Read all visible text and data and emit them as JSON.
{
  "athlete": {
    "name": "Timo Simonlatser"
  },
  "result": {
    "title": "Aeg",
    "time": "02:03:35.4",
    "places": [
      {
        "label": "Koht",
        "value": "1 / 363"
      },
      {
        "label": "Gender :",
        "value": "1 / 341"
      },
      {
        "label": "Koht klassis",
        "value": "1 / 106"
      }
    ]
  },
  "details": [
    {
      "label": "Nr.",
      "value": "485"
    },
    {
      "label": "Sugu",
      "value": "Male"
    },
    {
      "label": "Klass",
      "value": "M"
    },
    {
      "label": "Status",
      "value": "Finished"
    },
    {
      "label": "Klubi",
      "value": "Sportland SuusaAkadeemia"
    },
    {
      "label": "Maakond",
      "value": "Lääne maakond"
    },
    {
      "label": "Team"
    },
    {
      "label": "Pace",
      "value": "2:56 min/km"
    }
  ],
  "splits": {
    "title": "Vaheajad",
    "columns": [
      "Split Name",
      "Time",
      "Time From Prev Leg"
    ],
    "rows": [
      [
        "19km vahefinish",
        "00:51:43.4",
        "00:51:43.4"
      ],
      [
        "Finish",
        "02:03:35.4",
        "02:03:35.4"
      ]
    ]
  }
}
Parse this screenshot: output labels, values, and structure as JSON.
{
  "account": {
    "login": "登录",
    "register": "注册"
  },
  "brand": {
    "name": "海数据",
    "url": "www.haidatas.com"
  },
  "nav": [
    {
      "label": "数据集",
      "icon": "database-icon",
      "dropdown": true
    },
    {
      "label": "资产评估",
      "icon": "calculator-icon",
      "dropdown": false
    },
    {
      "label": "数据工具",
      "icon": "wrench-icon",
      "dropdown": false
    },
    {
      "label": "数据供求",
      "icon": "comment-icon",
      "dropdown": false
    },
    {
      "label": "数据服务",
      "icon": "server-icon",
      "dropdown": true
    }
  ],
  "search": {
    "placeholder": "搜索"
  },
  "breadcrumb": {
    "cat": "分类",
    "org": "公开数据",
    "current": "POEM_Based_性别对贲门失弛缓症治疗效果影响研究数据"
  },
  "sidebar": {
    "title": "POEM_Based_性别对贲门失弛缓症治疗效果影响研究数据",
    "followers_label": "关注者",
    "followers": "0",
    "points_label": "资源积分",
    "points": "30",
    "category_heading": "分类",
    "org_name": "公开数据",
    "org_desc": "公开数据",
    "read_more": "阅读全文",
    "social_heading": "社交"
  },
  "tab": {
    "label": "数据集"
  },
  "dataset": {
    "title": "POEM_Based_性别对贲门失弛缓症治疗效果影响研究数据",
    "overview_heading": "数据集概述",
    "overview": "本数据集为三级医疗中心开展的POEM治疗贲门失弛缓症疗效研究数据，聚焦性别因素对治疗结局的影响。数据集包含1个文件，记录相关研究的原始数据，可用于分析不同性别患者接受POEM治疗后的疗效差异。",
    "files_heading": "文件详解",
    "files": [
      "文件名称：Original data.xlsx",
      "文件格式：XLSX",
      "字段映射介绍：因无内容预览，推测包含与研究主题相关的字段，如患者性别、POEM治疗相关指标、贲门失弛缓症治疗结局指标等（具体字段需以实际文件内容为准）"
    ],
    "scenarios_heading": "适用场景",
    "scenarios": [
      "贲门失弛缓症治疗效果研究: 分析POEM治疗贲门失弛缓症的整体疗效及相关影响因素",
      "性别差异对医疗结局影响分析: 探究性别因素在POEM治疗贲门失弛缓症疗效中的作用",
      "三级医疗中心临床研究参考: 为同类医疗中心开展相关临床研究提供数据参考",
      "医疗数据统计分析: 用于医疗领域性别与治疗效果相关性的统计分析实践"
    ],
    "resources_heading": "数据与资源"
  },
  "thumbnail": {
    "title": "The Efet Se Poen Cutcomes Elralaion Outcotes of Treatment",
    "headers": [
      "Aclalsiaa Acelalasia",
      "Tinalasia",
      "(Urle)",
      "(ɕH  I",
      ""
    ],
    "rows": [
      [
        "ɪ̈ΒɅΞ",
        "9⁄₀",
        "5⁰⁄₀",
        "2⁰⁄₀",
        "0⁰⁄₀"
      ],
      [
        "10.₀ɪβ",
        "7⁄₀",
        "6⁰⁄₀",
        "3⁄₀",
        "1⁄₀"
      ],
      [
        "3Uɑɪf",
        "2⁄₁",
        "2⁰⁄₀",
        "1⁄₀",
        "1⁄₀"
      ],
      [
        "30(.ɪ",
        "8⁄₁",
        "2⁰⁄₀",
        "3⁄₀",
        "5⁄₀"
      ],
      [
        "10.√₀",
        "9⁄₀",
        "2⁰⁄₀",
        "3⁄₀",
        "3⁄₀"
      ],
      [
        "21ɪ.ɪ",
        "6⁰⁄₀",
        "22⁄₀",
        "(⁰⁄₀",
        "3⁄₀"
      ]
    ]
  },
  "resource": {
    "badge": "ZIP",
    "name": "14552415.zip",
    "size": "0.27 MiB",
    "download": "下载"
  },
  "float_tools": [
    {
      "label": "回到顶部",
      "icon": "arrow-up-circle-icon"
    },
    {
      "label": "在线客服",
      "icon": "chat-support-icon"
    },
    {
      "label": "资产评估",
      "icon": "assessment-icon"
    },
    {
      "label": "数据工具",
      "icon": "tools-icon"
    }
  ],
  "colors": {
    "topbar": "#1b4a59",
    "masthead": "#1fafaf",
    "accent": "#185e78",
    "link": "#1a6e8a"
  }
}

::::

Above are some records; extract every one of them exactly.

**SOLVED PROBLEM:**
Read all visible text and data and emit them as JSON.
{
  "athlete": {
    "name": "Timo Simonlatser"
  },
  "result": {
    "title": "Aeg",
    "time": "02:03:35.4",
    "places": [
      {
        "label": "Koht",
        "value": "1 / 363"
      },
      {
        "label": "Gender :",
        "value": "1 / 341"
      },
      {
        "label": "Koht klassis",
        "value": "1 / 106"
      }
    ]
  },
  "details": [
    {
      "label": "Nr.",
      "value": "485"
    },
    {
      "label": "Sugu",
      "value": "Male"
    },
    {
      "label": "Klass",
      "value": "M"
    },
    {
      "label": "Status",
      "value": "Finished"
    },
    {
      "label": "Klubi",
      "value": "Sportland SuusaAkadeemia"
    },
    {
      "label": "Maakond",
      "value": "Lääne maakond"
    },
    {
      "label": "Team"
    },
    {
      "label": "Pace",
      "value": "2:56 min/km"
    }
  ],
  "splits": {
    "title": "Vaheajad",
    "columns": [
      "Split Name",
      "Time",
      "Time From Prev Leg"
    ],
    "rows": [
      [
        "19km vahefinish",
        "00:51:43.4",
        "00:51:43.4"
      ],
      [
        "Finish",
        "02:03:35.4",
        "02:03:35.4"
      ]
    ]
  }
}
Parse this screenshot: output labels, values, and structure as JSON.
{
  "account": {
    "login": "登录",
    "register": "注册"
  },
  "brand": {
    "name": "海数据",
    "url": "www.haidatas.com"
  },
  "nav": [
    {
      "label": "数据集",
      "icon": "database-icon",
      "dropdown": true
    },
    {
      "label": "资产评估",
      "icon": "calculator-icon",
      "dropdown": false
    },
    {
      "label": "数据工具",
      "icon": "wrench-icon",
      "dropdown": false
    },
    {
      "label": "数据供求",
      "icon": "comment-icon",
      "dropdown": false
    },
    {
      "label": "数据服务",
      "icon": "server-icon",
      "dropdown": true
    }
  ],
  "search": {
    "placeholder": "搜索"
  },
  "breadcrumb": {
    "cat": "分类",
    "org": "公开数据",
    "current": "POEM_Based_性别对贲门失弛缓症治疗效果影响研究数据"
  },
  "sidebar": {
    "title": "POEM_Based_性别对贲门失弛缓症治疗效果影响研究数据",
    "followers_label": "关注者",
    "followers": "0",
    "points_label": "资源积分",
    "points": "30",
    "category_heading": "分类",
    "org_name": "公开数据",
    "org_desc": "公开数据",
    "read_more": "阅读全文",
    "social_heading": "社交"
  },
  "tab": {
    "label": "数据集"
  },
  "dataset": {
    "title": "POEM_Based_性别对贲门失弛缓症治疗效果影响研究数据",
    "overview_heading": "数据集概述",
    "overview": "本数据集为三级医疗中心开展的POEM治疗贲门失弛缓症疗效研究数据，聚焦性别因素对治疗结局的影响。数据集包含1个文件，记录相关研究的原始数据，可用于分析不同性别患者接受POEM治疗后的疗效差异。",
    "files_heading": "文件详解",
    "files": [
      "文件名称：Original data.xlsx",
      "文件格式：XLSX",
      "字段映射介绍：因无内容预览，推测包含与研究主题相关的字段，如患者性别、POEM治疗相关指标、贲门失弛缓症治疗结局指标等（具体字段需以实际文件内容为准）"
    ],
    "scenarios_heading": "适用场景",
    "scenarios": [
      "贲门失弛缓症治疗效果研究: 分析POEM治疗贲门失弛缓症的整体疗效及相关影响因素",
      "性别差异对医疗结局影响分析: 探究性别因素在POEM治疗贲门失弛缓症疗效中的作用",
      "三级医疗中心临床研究参考: 为同类医疗中心开展相关临床研究提供数据参考",
      "医疗数据统计分析: 用于医疗领域性别与治疗效果相关性的统计分析实践"
    ],
    "resources_heading": "数据与资源"
  },
  "thumbnail": {
    "title": "The Efet Se Poen Cutcomes Elralaion Outcotes of Treatment",
    "headers": [
      "Aclalsiaa Acelalasia",
      "Tinalasia",
      "(Urle)",
      "(ɕH  I",
      ""
    ],
    "rows": [
      [
        "ɪ̈ΒɅΞ",
        "9⁄₀",
        "5⁰⁄₀",
        "2⁰⁄₀",
        "0⁰⁄₀"
      ],
      [
        "10.₀ɪβ",
        "7⁄₀",
        "6⁰⁄₀",
        "3⁄₀",
        "1⁄₀"
      ],
      [
        "3Uɑɪf",
        "2⁄₁",
        "2⁰⁄₀",
        "1⁄₀",
        "1⁄₀"
      ],
      [
        "30(.ɪ",
        "8⁄₁",
        "2⁰⁄₀",
        "3⁄₀",
        "5⁄₀"
      ],
      [
        "10.√₀",
        "9⁄₀",
        "2⁰⁄₀",
        "3⁄₀",
        "3⁄₀"
      ],
      [
        "21ɪ.ɪ",
        "6⁰⁄₀",
        "22⁄₀",
        "(⁰⁄₀",
        "3⁄₀"
      ]
    ]
  },
  "resource": {
    "badge": "ZIP",
    "name": "14552415.zip",
    "size": "0.27 MiB",
    "download": "下载"
  },
  "float_tools": [
    {
      "label": "回到顶部",
      "icon": "arrow-up-circle-icon"
    },
    {
      "label": "在线客服",
      "icon": "chat-support-icon"
    },
    {
      "label": "资产评估",
      "icon": "assessment-icon"
    },
    {
      "label": "数据工具",
      "icon": "tools-icon"
    }
  ],
  "colors": {
    "topbar": "#1b4a59",
    "masthead": "#1fafaf",
    "accent": "#185e78",
    "link": "#1a6e8a"
  }
}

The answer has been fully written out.